DATA SUPPLIED:
= Beginning of Section =
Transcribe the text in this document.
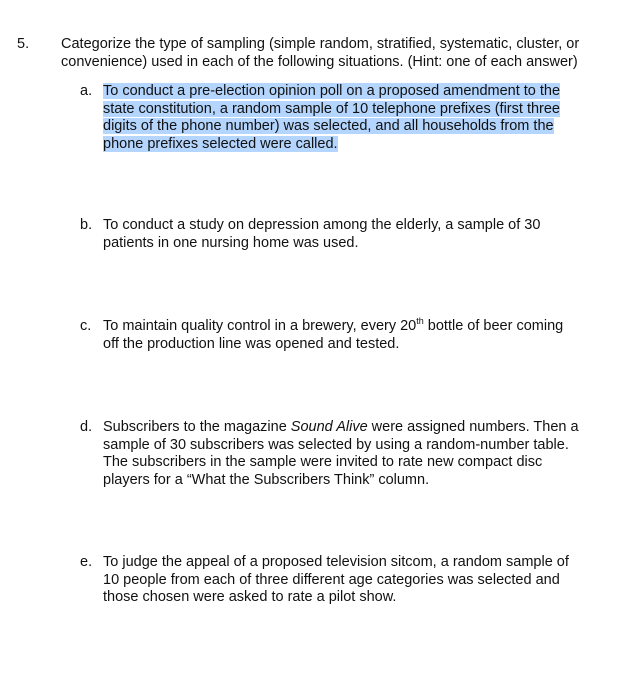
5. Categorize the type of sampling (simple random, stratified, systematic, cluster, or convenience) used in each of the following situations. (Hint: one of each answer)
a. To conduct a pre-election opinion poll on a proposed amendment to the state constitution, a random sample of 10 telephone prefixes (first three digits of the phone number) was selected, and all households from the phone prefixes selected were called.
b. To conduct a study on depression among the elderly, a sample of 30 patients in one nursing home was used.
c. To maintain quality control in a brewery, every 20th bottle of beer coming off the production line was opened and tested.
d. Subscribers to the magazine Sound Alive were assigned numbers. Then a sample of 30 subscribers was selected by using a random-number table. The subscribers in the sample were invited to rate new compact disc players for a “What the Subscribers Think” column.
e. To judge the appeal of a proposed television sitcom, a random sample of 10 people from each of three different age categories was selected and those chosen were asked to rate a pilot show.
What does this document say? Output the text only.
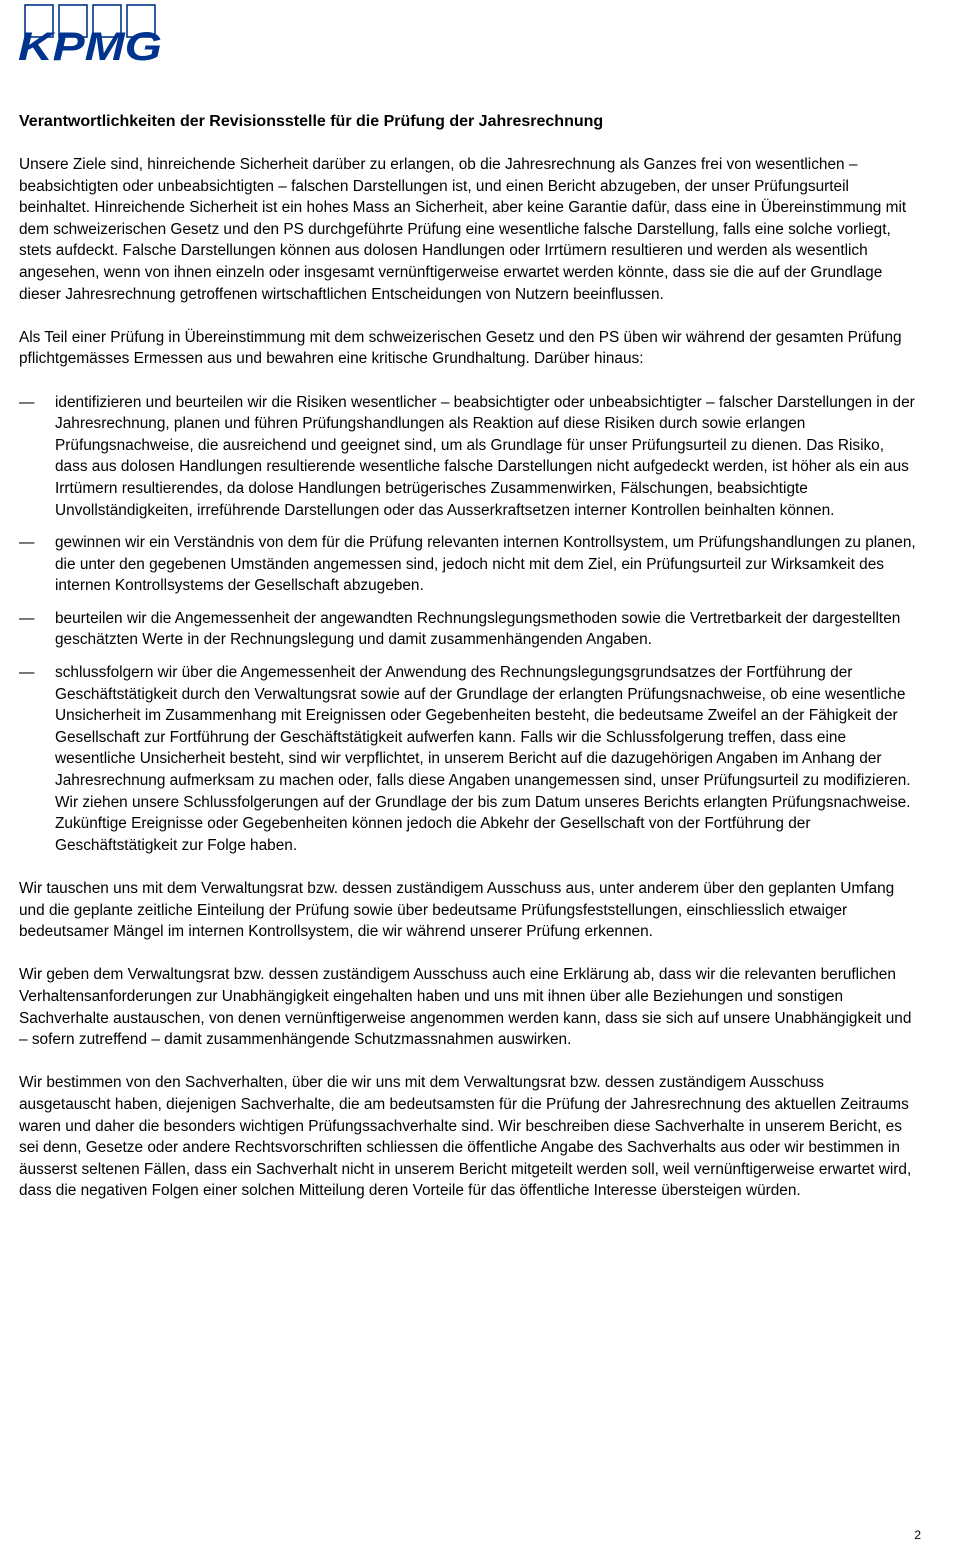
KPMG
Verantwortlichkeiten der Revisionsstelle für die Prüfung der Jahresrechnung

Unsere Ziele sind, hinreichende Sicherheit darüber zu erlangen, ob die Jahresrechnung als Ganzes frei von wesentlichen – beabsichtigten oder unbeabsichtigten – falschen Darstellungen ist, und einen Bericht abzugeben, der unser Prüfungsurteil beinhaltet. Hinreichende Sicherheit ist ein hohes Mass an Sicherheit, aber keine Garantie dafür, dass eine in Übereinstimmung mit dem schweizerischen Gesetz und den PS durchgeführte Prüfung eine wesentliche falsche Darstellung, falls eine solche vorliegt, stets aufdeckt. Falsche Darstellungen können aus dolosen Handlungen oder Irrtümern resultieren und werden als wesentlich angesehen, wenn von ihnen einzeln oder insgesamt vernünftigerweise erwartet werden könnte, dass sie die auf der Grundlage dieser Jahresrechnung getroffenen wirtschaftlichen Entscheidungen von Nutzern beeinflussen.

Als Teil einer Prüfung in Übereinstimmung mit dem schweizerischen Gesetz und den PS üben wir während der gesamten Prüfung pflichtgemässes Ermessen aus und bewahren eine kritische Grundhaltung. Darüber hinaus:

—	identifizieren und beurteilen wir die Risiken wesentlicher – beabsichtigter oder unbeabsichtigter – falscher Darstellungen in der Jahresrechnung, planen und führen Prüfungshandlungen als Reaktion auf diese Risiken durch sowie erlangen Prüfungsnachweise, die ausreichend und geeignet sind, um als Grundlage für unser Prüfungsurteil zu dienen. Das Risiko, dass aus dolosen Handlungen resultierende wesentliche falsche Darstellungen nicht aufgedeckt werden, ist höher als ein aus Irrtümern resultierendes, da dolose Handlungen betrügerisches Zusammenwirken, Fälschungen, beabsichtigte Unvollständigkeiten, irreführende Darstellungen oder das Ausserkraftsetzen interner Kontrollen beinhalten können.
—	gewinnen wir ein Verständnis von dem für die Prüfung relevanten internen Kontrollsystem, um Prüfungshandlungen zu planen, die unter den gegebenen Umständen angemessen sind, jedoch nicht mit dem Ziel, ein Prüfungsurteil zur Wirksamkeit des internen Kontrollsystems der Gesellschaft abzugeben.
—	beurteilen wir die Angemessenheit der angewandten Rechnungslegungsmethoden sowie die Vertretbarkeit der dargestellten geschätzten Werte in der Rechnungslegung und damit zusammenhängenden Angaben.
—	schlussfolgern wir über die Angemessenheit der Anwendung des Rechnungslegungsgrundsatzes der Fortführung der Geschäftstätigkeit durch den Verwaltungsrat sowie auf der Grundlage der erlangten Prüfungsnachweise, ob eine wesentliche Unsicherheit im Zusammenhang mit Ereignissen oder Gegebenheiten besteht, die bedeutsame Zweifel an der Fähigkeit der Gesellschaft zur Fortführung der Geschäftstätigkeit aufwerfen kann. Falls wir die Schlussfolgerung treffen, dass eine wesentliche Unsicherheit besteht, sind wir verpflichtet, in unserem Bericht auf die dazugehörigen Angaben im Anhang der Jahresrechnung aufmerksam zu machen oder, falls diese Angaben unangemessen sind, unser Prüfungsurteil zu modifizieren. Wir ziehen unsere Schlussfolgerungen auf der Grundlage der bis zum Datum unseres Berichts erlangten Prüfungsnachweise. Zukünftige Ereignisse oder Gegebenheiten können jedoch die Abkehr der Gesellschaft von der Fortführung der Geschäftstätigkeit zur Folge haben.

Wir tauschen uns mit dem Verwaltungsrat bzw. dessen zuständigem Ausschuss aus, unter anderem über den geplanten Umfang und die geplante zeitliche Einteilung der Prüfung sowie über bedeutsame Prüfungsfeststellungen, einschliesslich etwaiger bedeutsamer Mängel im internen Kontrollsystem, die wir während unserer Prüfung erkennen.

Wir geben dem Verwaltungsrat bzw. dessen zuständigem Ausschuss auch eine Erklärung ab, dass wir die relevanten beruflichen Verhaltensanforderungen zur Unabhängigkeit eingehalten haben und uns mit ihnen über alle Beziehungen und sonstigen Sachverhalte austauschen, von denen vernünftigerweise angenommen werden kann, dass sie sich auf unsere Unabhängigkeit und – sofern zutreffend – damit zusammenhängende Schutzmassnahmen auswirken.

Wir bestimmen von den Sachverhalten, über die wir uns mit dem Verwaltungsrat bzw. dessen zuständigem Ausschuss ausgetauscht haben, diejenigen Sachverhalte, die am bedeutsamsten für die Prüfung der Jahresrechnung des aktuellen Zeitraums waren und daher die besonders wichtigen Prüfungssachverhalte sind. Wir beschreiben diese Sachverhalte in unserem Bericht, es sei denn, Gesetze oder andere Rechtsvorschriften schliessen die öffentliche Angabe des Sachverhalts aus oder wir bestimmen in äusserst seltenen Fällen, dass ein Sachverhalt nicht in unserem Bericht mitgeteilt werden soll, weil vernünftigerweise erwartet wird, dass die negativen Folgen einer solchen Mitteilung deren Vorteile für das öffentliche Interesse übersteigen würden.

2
= End of Section =
TASK PROMPT: None of the pictures should be reproduced; all other material above must be set down exactly.

EXPECTED OUTPUT:
Transcribe the text in this document.
5. Categorize the type of sampling (simple random, stratified, systematic, cluster, or convenience) used in each of the following situations. (Hint: one of each answer)
a. To conduct a pre-election opinion poll on a proposed amendment to the state constitution, a random sample of 10 telephone prefixes (first three digits of the phone number) was selected, and all households from the phone prefixes selected were called.
b. To conduct a study on depression among the elderly, a sample of 30 patients in one nursing home was used.
c. To maintain quality control in a brewery, every 20th bottle of beer coming off the production line was opened and tested.
d. Subscribers to the magazine Sound Alive were assigned numbers. Then a sample of 30 subscribers was selected by using a random-number table. The subscribers in the sample were invited to rate new compact disc players for a “What the Subscribers Think” column.
e. To judge the appeal of a proposed television sitcom, a random sample of 10 people from each of three different age categories was selected and those chosen were asked to rate a pilot show.
What does this document say? Output the text only.
KPMG
Verantwortlichkeiten der Revisionsstelle für die Prüfung der Jahresrechnung

Unsere Ziele sind, hinreichende Sicherheit darüber zu erlangen, ob die Jahresrechnung als Ganzes frei von wesentlichen – beabsichtigten oder unbeabsichtigten – falschen Darstellungen ist, und einen Bericht abzugeben, der unser Prüfungsurteil beinhaltet. Hinreichende Sicherheit ist ein hohes Mass an Sicherheit, aber keine Garantie dafür, dass eine in Übereinstimmung mit dem schweizerischen Gesetz und den PS durchgeführte Prüfung eine wesentliche falsche Darstellung, falls eine solche vorliegt, stets aufdeckt. Falsche Darstellungen können aus dolosen Handlungen oder Irrtümern resultieren und werden als wesentlich angesehen, wenn von ihnen einzeln oder insgesamt vernünftigerweise erwartet werden könnte, dass sie die auf der Grundlage dieser Jahresrechnung getroffenen wirtschaftlichen Entscheidungen von Nutzern beeinflussen.

Als Teil einer Prüfung in Übereinstimmung mit dem schweizerischen Gesetz und den PS üben wir während der gesamten Prüfung pflichtgemässes Ermessen aus und bewahren eine kritische Grundhaltung. Darüber hinaus:

—	identifizieren und beurteilen wir die Risiken wesentlicher – beabsichtigter oder unbeabsichtigter – falscher Darstellungen in der Jahresrechnung, planen und führen Prüfungshandlungen als Reaktion auf diese Risiken durch sowie erlangen Prüfungsnachweise, die ausreichend und geeignet sind, um als Grundlage für unser Prüfungsurteil zu dienen. Das Risiko, dass aus dolosen Handlungen resultierende wesentliche falsche Darstellungen nicht aufgedeckt werden, ist höher als ein aus Irrtümern resultierendes, da dolose Handlungen betrügerisches Zusammenwirken, Fälschungen, beabsichtigte Unvollständigkeiten, irreführende Darstellungen oder das Ausserkraftsetzen interner Kontrollen beinhalten können.
—	gewinnen wir ein Verständnis von dem für die Prüfung relevanten internen Kontrollsystem, um Prüfungshandlungen zu planen, die unter den gegebenen Umständen angemessen sind, jedoch nicht mit dem Ziel, ein Prüfungsurteil zur Wirksamkeit des internen Kontrollsystems der Gesellschaft abzugeben.
—	beurteilen wir die Angemessenheit der angewandten Rechnungslegungsmethoden sowie die Vertretbarkeit der dargestellten geschätzten Werte in der Rechnungslegung und damit zusammenhängenden Angaben.
—	schlussfolgern wir über die Angemessenheit der Anwendung des Rechnungslegungsgrundsatzes der Fortführung der Geschäftstätigkeit durch den Verwaltungsrat sowie auf der Grundlage der erlangten Prüfungsnachweise, ob eine wesentliche Unsicherheit im Zusammenhang mit Ereignissen oder Gegebenheiten besteht, die bedeutsame Zweifel an der Fähigkeit der Gesellschaft zur Fortführung der Geschäftstätigkeit aufwerfen kann. Falls wir die Schlussfolgerung treffen, dass eine wesentliche Unsicherheit besteht, sind wir verpflichtet, in unserem Bericht auf die dazugehörigen Angaben im Anhang der Jahresrechnung aufmerksam zu machen oder, falls diese Angaben unangemessen sind, unser Prüfungsurteil zu modifizieren. Wir ziehen unsere Schlussfolgerungen auf der Grundlage der bis zum Datum unseres Berichts erlangten Prüfungsnachweise. Zukünftige Ereignisse oder Gegebenheiten können jedoch die Abkehr der Gesellschaft von der Fortführung der Geschäftstätigkeit zur Folge haben.

Wir tauschen uns mit dem Verwaltungsrat bzw. dessen zuständigem Ausschuss aus, unter anderem über den geplanten Umfang und die geplante zeitliche Einteilung der Prüfung sowie über bedeutsame Prüfungsfeststellungen, einschliesslich etwaiger bedeutsamer Mängel im internen Kontrollsystem, die wir während unserer Prüfung erkennen.

Wir geben dem Verwaltungsrat bzw. dessen zuständigem Ausschuss auch eine Erklärung ab, dass wir die relevanten beruflichen Verhaltensanforderungen zur Unabhängigkeit eingehalten haben und uns mit ihnen über alle Beziehungen und sonstigen Sachverhalte austauschen, von denen vernünftigerweise angenommen werden kann, dass sie sich auf unsere Unabhängigkeit und – sofern zutreffend – damit zusammenhängende Schutzmassnahmen auswirken.

Wir bestimmen von den Sachverhalten, über die wir uns mit dem Verwaltungsrat bzw. dessen zuständigem Ausschuss ausgetauscht haben, diejenigen Sachverhalte, die am bedeutsamsten für die Prüfung der Jahresrechnung des aktuellen Zeitraums waren und daher die besonders wichtigen Prüfungssachverhalte sind. Wir beschreiben diese Sachverhalte in unserem Bericht, es sei denn, Gesetze oder andere Rechtsvorschriften schliessen die öffentliche Angabe des Sachverhalts aus oder wir bestimmen in äusserst seltenen Fällen, dass ein Sachverhalt nicht in unserem Bericht mitgeteilt werden soll, weil vernünftigerweise erwartet wird, dass die negativen Folgen einer solchen Mitteilung deren Vorteile für das öffentliche Interesse übersteigen würden.

2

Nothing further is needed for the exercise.